Saved data entries:
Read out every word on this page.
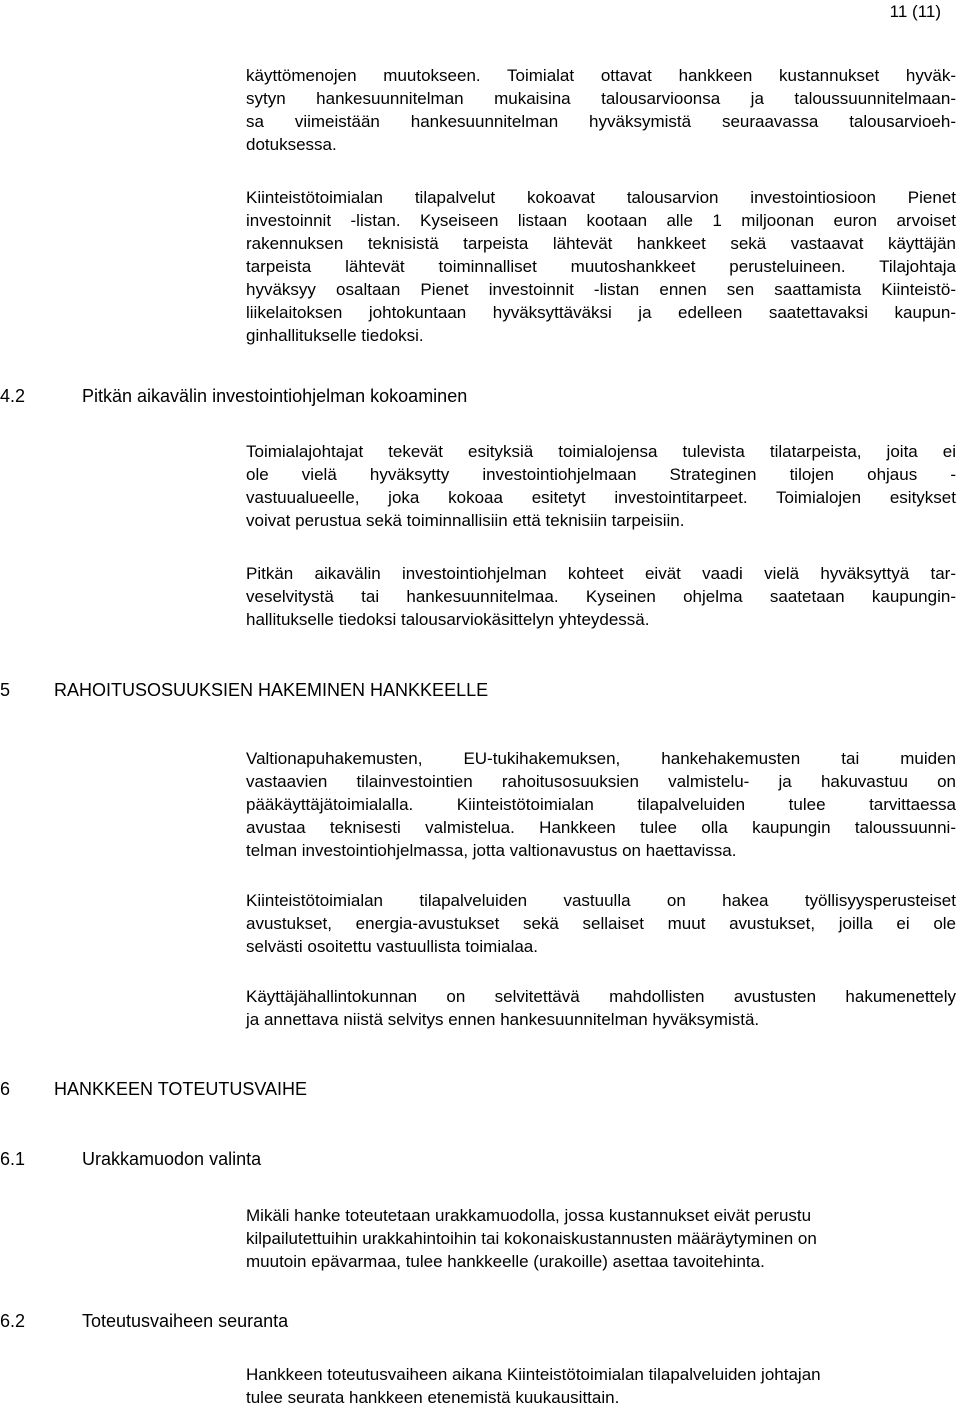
11 (11)
käyttömenojen muutokseen. Toimialat ottavat hankkeen kustannukset hyväk-
sytyn hankesuunnitelman mukaisina talousarvioonsa ja taloussuunnitelmaan-
sa viimeistään hankesuunnitelman hyväksymistä seuraavassa talousarvioeh-
dotuksessa.
Kiinteistötoimialan tilapalvelut kokoavat talousarvion investointiosioon Pienet
investoinnit -listan. Kyseiseen listaan kootaan alle 1 miljoonan euron arvoiset
rakennuksen teknisistä tarpeista lähtevät hankkeet sekä vastaavat käyttäjän
tarpeista lähtevät toiminnalliset muutoshankkeet perusteluineen. Tilajohtaja
hyväksyy osaltaan Pienet investoinnit -listan ennen sen saattamista Kiinteistö-
liikelaitoksen johtokuntaan hyväksyttäväksi ja edelleen saatettavaksi kaupun-
ginhallitukselle tiedoksi.
4.2	Pitkän aikavälin investointiohjelman kokoaminen
Toimialajohtajat tekevät esityksiä toimialojensa tulevista tilatarpeista, joita ei
ole vielä hyväksytty investointiohjelmaan Strateginen tilojen ohjaus -
vastuualueelle, joka kokoaa esitetyt investointitarpeet. Toimialojen esitykset
voivat perustua sekä toiminnallisiin että teknisiin tarpeisiin.
Pitkän aikavälin investointiohjelman kohteet eivät vaadi vielä hyväksyttyä tar-
veselvitystä tai hankesuunnitelmaa. Kyseinen ohjelma saatetaan kaupungin-
hallitukselle tiedoksi talousarviokäsittelyn yhteydessä.
5 RAHOITUSOSUUKSIEN HAKEMINEN HANKKEELLE
Valtionapuhakemusten, EU-tukihakemuksen, hankehakemusten tai muiden
vastaavien tilainvestointien rahoitusosuuksien valmistelu- ja hakuvastuu on
pääkäyttäjätoimialalla. Kiinteistötoimialan tilapalveluiden tulee tarvittaessa
avustaa teknisesti valmistelua. Hankkeen tulee olla kaupungin taloussuunni-
telman investointiohjelmassa, jotta valtionavustus on haettavissa.
Kiinteistötoimialan tilapalveluiden vastuulla on hakea työllisyysperusteiset
avustukset, energia-avustukset sekä sellaiset muut avustukset, joilla ei ole
selvästi osoitettu vastuullista toimialaa.
Käyttäjähallintokunnan on selvitettävä mahdollisten avustusten hakumenettely
ja annettava niistä selvitys ennen hankesuunnitelman hyväksymistä.
6 HANKKEEN TOTEUTUSVAIHE
6.1	Urakkamuodon valinta
Mikäli hanke toteutetaan urakkamuodolla, jossa kustannukset eivät perustu
kilpailutettuihin urakkahintoihin tai kokonaiskustannusten määräytyminen on
muutoin epävarmaa, tulee hankkeelle (urakoille) asettaa tavoitehinta.
6.2	Toteutusvaiheen seuranta
Hankkeen toteutusvaiheen aikana Kiinteistötoimialan tilapalveluiden johtajan
tulee seurata hankkeen etenemistä kuukausittain.
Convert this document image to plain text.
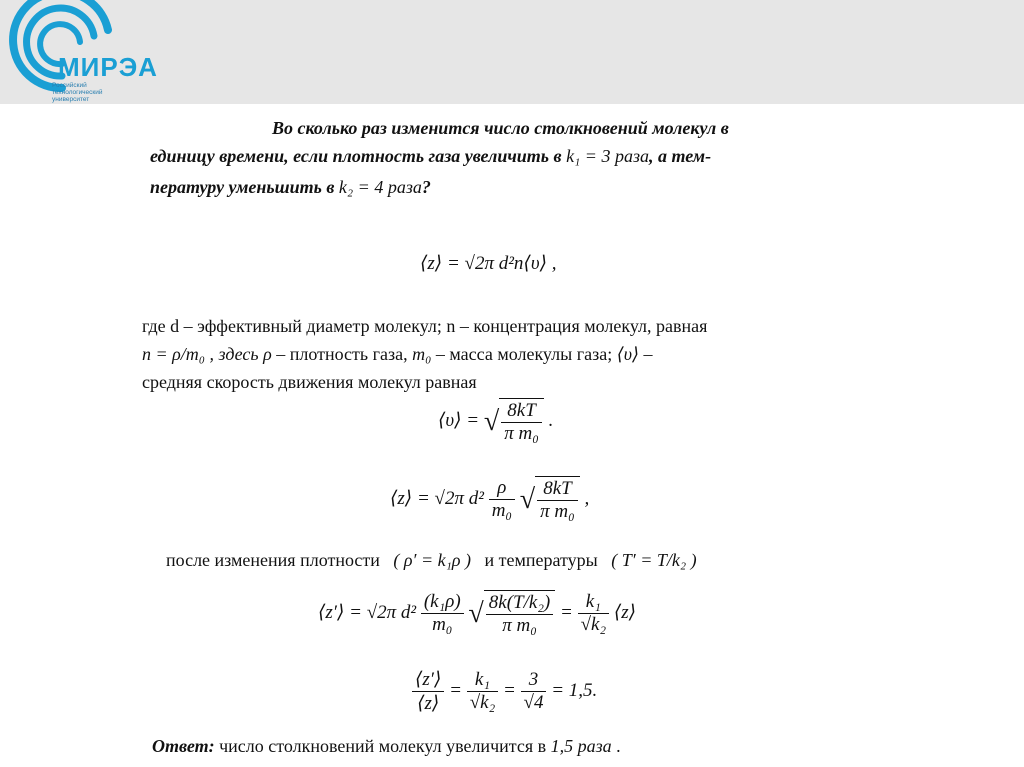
МИРЭА
Российский
технологический
университет
Во сколько раз изменится число столкновений молекул в
единицу времени, если плотность газа увеличить в k₁ = 3 раза, а тем-
пературу уменьшить в k₂ = 4 раза?
⟨z⟩ = √2π d²n⟨υ⟩ ,
где d – эффективный диаметр молекул; n – концентрация молекул, равная
n = ρ/m₀ , здесь ρ – плотность газа, m₀ – масса молекулы газа; ⟨υ⟩ –
средняя скорость движения молекул равная
⟨υ⟩ = √ $\frac{8kT}{\text{π m₀}}$ .
⟨z⟩ = √2π $d^2 \frac{\rho}{\text{m₀}}$ √ $\frac{8kT}{\text{π m₀}}$ ,
после изменения плотности ( ρ′ = k₁ρ ) и температуры ( T′ = T/k₂ )
⟨z′⟩ = √2π $d^2 \frac{\text{(k₁ρ)}}{\text{m₀}}$ √ $\frac{\text{8k(T/k₂)}}{\text{π m₀}} = \frac{\text{k₁}}{\text{√k₂}}$ ⟨z⟩
$\frac{⟨z'⟩}{⟨z⟩} = \frac{\text{k₁}}{\text{√k₂}} = \frac{3}{√4} = 1,5$.
Ответ: число столкновений молекул увеличится в 1,5 раза .
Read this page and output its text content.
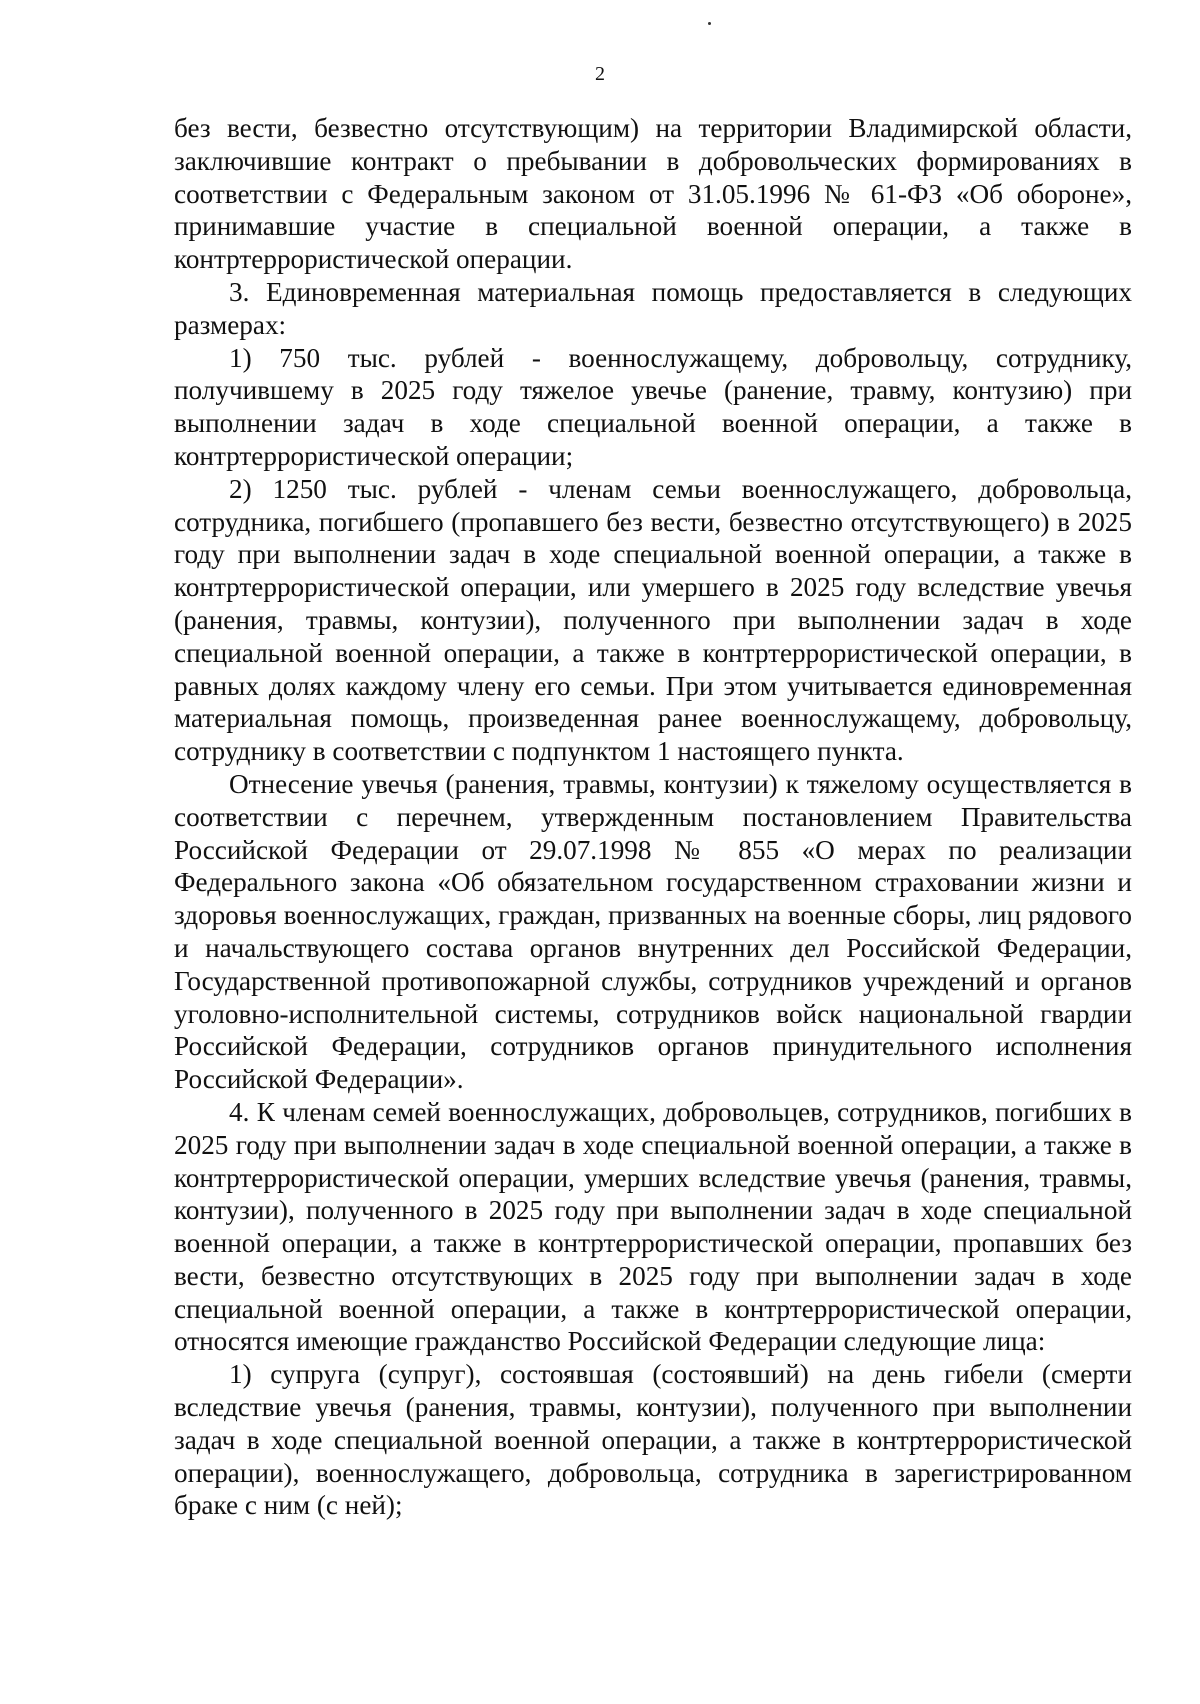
2

без вести, безвестно отсутствующим) на территории Владимирской области, заключившие контракт о пребывании в добровольческих формированиях в соответствии с Федеральным законом от 31.05.1996 № 61-ФЗ «Об обороне», принимавшие участие в специальной военной операции, а также в контртеррористической операции.

3. Единовременная материальная помощь предоставляется в следующих размерах:

1) 750 тыс. рублей - военнослужащему, добровольцу, сотруднику, получившему в 2025 году тяжелое увечье (ранение, травму, контузию) при выполнении задач в ходе специальной военной операции, а также в контртеррористической операции;

2) 1250 тыс. рублей - членам семьи военнослужащего, добровольца, сотрудника, погибшего (пропавшего без вести, безвестно отсутствующего) в 2025 году при выполнении задач в ходе специальной военной операции, а также в контртеррористической операции, или умершего в 2025 году вследствие увечья (ранения, травмы, контузии), полученного при выполнении задач в ходе специальной военной операции, а также в контртеррористической операции, в равных долях каждому члену его семьи. При этом учитывается единовременная материальная помощь, произведенная ранее военнослужащему, добровольцу, сотруднику в соответствии с подпунктом 1 настоящего пункта.

Отнесение увечья (ранения, травмы, контузии) к тяжелому осуществляется в соответствии с перечнем, утвержденным постановлением Правительства Российской Федерации от 29.07.1998 № 855 «О мерах по реализации Федерального закона «Об обязательном государственном страховании жизни и здоровья военнослужащих, граждан, призванных на военные сборы, лиц рядового и начальствующего состава органов внутренних дел Российской Федерации, Государственной противопожарной службы, сотрудников учреждений и органов уголовно-исполнительной системы, сотрудников войск национальной гвардии Российской Федерации, сотрудников органов принудительного исполнения Российской Федерации».

4. К членам семей военнослужащих, добровольцев, сотрудников, погибших в 2025 году при выполнении задач в ходе специальной военной операции, а также в контртеррористической операции, умерших вследствие увечья (ранения, травмы, контузии), полученного в 2025 году при выполнении задач в ходе специальной военной операции, а также в контртеррористической операции, пропавших без вести, безвестно отсутствующих в 2025 году при выполнении задач в ходе специальной военной операции, а также в контртеррористической операции, относятся имеющие гражданство Российской Федерации следующие лица:

1) супруга (супруг), состоявшая (состоявший) на день гибели (смерти вследствие увечья (ранения, травмы, контузии), полученного при выполнении задач в ходе специальной военной операции, а также в контртеррористической операции), военнослужащего, добровольца, сотрудника в зарегистрированном браке с ним (с ней);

PROBLEM:
Without including any pictures, print each record exactly.

WRITTEN SOLUTION:
Read out every word on this page.
11 (11)
käyttömenojen muutokseen. Toimialat ottavat hankkeen kustannukset hyväk-
sytyn hankesuunnitelman mukaisina talousarvioonsa ja taloussuunnitelmaan-
sa viimeistään hankesuunnitelman hyväksymistä seuraavassa talousarvioeh-
dotuksessa.
Kiinteistötoimialan tilapalvelut kokoavat talousarvion investointiosioon Pienet
investoinnit -listan. Kyseiseen listaan kootaan alle 1 miljoonan euron arvoiset
rakennuksen teknisistä tarpeista lähtevät hankkeet sekä vastaavat käyttäjän
tarpeista lähtevät toiminnalliset muutoshankkeet perusteluineen. Tilajohtaja
hyväksyy osaltaan Pienet investoinnit -listan ennen sen saattamista Kiinteistö-
liikelaitoksen johtokuntaan hyväksyttäväksi ja edelleen saatettavaksi kaupun-
ginhallitukselle tiedoksi.
4.2	Pitkän aikavälin investointiohjelman kokoaminen
Toimialajohtajat tekevät esityksiä toimialojensa tulevista tilatarpeista, joita ei
ole vielä hyväksytty investointiohjelmaan Strateginen tilojen ohjaus -
vastuualueelle, joka kokoaa esitetyt investointitarpeet. Toimialojen esitykset
voivat perustua sekä toiminnallisiin että teknisiin tarpeisiin.
Pitkän aikavälin investointiohjelman kohteet eivät vaadi vielä hyväksyttyä tar-
veselvitystä tai hankesuunnitelmaa. Kyseinen ohjelma saatetaan kaupungin-
hallitukselle tiedoksi talousarviokäsittelyn yhteydessä.
5 RAHOITUSOSUUKSIEN HAKEMINEN HANKKEELLE
Valtionapuhakemusten, EU-tukihakemuksen, hankehakemusten tai muiden
vastaavien tilainvestointien rahoitusosuuksien valmistelu- ja hakuvastuu on
pääkäyttäjätoimialalla. Kiinteistötoimialan tilapalveluiden tulee tarvittaessa
avustaa teknisesti valmistelua. Hankkeen tulee olla kaupungin taloussuunni-
telman investointiohjelmassa, jotta valtionavustus on haettavissa.
Kiinteistötoimialan tilapalveluiden vastuulla on hakea työllisyysperusteiset
avustukset, energia-avustukset sekä sellaiset muut avustukset, joilla ei ole
selvästi osoitettu vastuullista toimialaa.
Käyttäjähallintokunnan on selvitettävä mahdollisten avustusten hakumenettely
ja annettava niistä selvitys ennen hankesuunnitelman hyväksymistä.
6 HANKKEEN TOTEUTUSVAIHE
6.1	Urakkamuodon valinta
Mikäli hanke toteutetaan urakkamuodolla, jossa kustannukset eivät perustu
kilpailutettuihin urakkahintoihin tai kokonaiskustannusten määräytyminen on
muutoin epävarmaa, tulee hankkeelle (urakoille) asettaa tavoitehinta.
6.2	Toteutusvaiheen seuranta
Hankkeen toteutusvaiheen aikana Kiinteistötoimialan tilapalveluiden johtajan
tulee seurata hankkeen etenemistä kuukausittain.
Convert this document image to plain text.
МИРЭА
Российский
технологический
университет
Во сколько раз изменится число столкновений молекул в
единицу времени, если плотность газа увеличить в k₁ = 3 раза, а тем-
пературу уменьшить в k₂ = 4 раза?
⟨z⟩ = √2π d²n⟨υ⟩ ,
где d – эффективный диаметр молекул; n – концентрация молекул, равная
n = ρ/m₀ , здесь ρ – плотность газа, m₀ – масса молекулы газа; ⟨υ⟩ –
средняя скорость движения молекул равная
⟨υ⟩ = √ $\frac{8kT}{\text{π m₀}}$ .
⟨z⟩ = √2π $d^2 \frac{\rho}{\text{m₀}}$ √ $\frac{8kT}{\text{π m₀}}$ ,
после изменения плотности ( ρ′ = k₁ρ ) и температуры ( T′ = T/k₂ )
⟨z′⟩ = √2π $d^2 \frac{\text{(k₁ρ)}}{\text{m₀}}$ √ $\frac{\text{8k(T/k₂)}}{\text{π m₀}} = \frac{\text{k₁}}{\text{√k₂}}$ ⟨z⟩
$\frac{⟨z'⟩}{⟨z⟩} = \frac{\text{k₁}}{\text{√k₂}} = \frac{3}{√4} = 1,5$.
Ответ: число столкновений молекул увеличится в 1,5 раза .
Read this page and output its text content.
2

без вести, безвестно отсутствующим) на территории Владимирской области, заключившие контракт о пребывании в добровольческих формированиях в соответствии с Федеральным законом от 31.05.1996 № 61-ФЗ «Об обороне», принимавшие участие в специальной военной операции, а также в контртеррористической операции.

3. Единовременная материальная помощь предоставляется в следующих размерах:

1) 750 тыс. рублей - военнослужащему, добровольцу, сотруднику, получившему в 2025 году тяжелое увечье (ранение, травму, контузию) при выполнении задач в ходе специальной военной операции, а также в контртеррористической операции;

2) 1250 тыс. рублей - членам семьи военнослужащего, добровольца, сотрудника, погибшего (пропавшего без вести, безвестно отсутствующего) в 2025 году при выполнении задач в ходе специальной военной операции, а также в контртеррористической операции, или умершего в 2025 году вследствие увечья (ранения, травмы, контузии), полученного при выполнении задач в ходе специальной военной операции, а также в контртеррористической операции, в равных долях каждому члену его семьи. При этом учитывается единовременная материальная помощь, произведенная ранее военнослужащему, добровольцу, сотруднику в соответствии с подпунктом 1 настоящего пункта.

Отнесение увечья (ранения, травмы, контузии) к тяжелому осуществляется в соответствии с перечнем, утвержденным постановлением Правительства Российской Федерации от 29.07.1998 № 855 «О мерах по реализации Федерального закона «Об обязательном государственном страховании жизни и здоровья военнослужащих, граждан, призванных на военные сборы, лиц рядового и начальствующего состава органов внутренних дел Российской Федерации, Государственной противопожарной службы, сотрудников учреждений и органов уголовно-исполнительной системы, сотрудников войск национальной гвардии Российской Федерации, сотрудников органов принудительного исполнения Российской Федерации».

4. К членам семей военнослужащих, добровольцев, сотрудников, погибших в 2025 году при выполнении задач в ходе специальной военной операции, а также в контртеррористической операции, умерших вследствие увечья (ранения, травмы, контузии), полученного в 2025 году при выполнении задач в ходе специальной военной операции, а также в контртеррористической операции, пропавших без вести, безвестно отсутствующих в 2025 году при выполнении задач в ходе специальной военной операции, а также в контртеррористической операции, относятся имеющие гражданство Российской Федерации следующие лица:

1) супруга (супруг), состоявшая (состоявший) на день гибели (смерти вследствие увечья (ранения, травмы, контузии), полученного при выполнении задач в ходе специальной военной операции, а также в контртеррористической операции), военнослужащего, добровольца, сотрудника в зарегистрированном браке с ним (с ней);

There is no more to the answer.